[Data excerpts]
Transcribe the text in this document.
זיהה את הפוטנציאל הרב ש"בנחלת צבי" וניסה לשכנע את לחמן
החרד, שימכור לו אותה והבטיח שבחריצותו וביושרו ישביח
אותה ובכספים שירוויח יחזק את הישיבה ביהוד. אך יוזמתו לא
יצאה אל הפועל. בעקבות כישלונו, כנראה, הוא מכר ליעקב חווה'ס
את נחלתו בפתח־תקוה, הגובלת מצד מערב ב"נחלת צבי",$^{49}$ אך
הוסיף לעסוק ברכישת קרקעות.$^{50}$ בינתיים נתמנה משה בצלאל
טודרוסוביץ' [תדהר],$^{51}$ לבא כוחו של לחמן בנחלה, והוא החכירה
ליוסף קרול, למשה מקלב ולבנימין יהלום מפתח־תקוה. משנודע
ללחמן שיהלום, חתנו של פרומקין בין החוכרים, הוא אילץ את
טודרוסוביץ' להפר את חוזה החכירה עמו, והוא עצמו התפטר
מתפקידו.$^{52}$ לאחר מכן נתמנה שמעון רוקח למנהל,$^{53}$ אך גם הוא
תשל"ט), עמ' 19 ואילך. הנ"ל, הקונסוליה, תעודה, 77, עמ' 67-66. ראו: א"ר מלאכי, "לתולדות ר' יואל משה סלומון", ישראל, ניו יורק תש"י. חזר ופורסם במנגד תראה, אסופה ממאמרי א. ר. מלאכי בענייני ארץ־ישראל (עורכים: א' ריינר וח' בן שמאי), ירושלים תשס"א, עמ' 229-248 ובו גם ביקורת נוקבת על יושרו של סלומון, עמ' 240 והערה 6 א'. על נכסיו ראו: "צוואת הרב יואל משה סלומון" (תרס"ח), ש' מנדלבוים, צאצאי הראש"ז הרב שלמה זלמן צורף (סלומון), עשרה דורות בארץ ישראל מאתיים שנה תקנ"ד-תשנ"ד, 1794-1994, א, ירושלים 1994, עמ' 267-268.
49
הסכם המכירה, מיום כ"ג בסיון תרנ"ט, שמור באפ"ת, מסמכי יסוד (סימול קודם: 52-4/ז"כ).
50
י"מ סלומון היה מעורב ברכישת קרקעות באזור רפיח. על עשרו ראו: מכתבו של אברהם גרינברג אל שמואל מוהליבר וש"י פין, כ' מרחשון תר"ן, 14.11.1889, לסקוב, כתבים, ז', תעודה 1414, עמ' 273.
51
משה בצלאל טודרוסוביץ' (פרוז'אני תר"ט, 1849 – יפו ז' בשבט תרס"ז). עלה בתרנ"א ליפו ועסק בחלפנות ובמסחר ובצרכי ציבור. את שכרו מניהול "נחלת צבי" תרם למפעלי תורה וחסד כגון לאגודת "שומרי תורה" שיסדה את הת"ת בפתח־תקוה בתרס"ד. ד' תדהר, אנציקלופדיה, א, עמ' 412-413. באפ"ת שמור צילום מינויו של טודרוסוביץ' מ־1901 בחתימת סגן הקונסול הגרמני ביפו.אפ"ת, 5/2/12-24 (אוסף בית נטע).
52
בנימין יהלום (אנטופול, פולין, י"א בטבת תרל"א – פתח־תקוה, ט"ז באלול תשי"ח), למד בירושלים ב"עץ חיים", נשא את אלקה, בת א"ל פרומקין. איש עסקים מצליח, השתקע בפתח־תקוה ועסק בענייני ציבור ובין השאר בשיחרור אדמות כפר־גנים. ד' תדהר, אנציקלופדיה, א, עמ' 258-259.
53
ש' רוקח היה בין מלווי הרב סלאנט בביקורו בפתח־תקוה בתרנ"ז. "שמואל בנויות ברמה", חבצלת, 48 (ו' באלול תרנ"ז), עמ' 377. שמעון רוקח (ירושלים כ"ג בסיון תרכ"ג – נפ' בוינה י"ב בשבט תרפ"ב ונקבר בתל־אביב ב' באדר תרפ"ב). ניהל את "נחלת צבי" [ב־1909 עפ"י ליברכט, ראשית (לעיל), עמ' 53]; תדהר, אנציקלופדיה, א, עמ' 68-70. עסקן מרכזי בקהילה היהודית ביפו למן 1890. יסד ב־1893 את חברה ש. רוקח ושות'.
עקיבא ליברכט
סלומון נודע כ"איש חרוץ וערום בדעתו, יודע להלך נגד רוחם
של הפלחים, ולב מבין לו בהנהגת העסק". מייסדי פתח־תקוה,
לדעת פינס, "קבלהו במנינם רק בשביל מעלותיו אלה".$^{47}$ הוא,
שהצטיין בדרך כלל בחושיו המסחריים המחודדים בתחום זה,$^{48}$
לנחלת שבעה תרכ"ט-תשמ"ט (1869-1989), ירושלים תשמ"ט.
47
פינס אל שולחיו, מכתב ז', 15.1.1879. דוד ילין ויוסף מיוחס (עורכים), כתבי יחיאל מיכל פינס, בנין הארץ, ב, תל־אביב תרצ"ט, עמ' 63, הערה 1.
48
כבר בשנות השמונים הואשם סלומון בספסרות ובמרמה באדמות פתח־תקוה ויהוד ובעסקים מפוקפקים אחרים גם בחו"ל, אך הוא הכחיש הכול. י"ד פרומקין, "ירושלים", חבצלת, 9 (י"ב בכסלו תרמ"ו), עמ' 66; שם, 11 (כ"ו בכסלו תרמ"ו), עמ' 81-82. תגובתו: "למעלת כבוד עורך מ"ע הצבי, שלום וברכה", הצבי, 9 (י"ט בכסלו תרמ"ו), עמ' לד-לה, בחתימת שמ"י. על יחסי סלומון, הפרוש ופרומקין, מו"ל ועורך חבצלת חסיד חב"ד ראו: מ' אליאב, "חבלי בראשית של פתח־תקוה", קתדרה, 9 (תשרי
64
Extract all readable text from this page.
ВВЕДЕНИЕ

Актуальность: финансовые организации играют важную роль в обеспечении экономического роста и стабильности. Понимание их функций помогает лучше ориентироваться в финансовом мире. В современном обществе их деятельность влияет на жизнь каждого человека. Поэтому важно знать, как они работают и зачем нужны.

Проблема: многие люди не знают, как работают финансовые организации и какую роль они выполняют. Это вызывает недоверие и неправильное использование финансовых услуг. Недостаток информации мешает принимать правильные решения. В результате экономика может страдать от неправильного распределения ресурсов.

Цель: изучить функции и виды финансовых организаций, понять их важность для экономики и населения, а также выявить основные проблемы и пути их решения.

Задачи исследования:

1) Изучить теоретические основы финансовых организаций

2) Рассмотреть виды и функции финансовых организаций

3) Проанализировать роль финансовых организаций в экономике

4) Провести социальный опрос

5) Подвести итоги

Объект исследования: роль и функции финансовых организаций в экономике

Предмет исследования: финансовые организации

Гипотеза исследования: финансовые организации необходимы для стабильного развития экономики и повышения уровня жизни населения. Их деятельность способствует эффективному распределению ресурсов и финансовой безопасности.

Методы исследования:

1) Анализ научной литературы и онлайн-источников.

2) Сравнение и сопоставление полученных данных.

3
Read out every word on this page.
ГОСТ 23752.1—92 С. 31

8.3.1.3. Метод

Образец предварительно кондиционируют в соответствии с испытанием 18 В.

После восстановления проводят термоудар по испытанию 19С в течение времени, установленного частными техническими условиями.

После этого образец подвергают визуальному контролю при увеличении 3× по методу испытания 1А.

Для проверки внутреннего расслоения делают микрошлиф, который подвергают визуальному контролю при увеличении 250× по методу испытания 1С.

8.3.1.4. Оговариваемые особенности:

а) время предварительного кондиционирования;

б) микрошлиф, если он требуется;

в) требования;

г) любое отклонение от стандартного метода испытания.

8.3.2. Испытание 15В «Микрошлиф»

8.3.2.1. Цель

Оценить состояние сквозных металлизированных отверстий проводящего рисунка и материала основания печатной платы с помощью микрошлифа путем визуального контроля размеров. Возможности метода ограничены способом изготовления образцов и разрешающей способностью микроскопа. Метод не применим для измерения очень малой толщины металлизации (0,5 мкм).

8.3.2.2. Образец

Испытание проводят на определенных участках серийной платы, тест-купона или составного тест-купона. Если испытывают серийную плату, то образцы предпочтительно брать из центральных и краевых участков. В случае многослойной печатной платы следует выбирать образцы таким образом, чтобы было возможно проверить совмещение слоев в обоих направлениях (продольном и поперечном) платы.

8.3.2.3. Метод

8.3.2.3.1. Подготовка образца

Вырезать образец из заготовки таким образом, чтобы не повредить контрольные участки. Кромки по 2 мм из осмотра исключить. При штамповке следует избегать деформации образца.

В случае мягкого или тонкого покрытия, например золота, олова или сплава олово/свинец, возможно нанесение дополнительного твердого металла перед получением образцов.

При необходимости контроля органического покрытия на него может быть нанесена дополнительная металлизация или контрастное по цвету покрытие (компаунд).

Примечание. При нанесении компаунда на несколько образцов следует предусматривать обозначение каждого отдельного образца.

Problem requirements – List the lines of the material in which the word "text" occurs.

Result of this exercise –
Transcribe the text in this document.
Extract all readable text from this page.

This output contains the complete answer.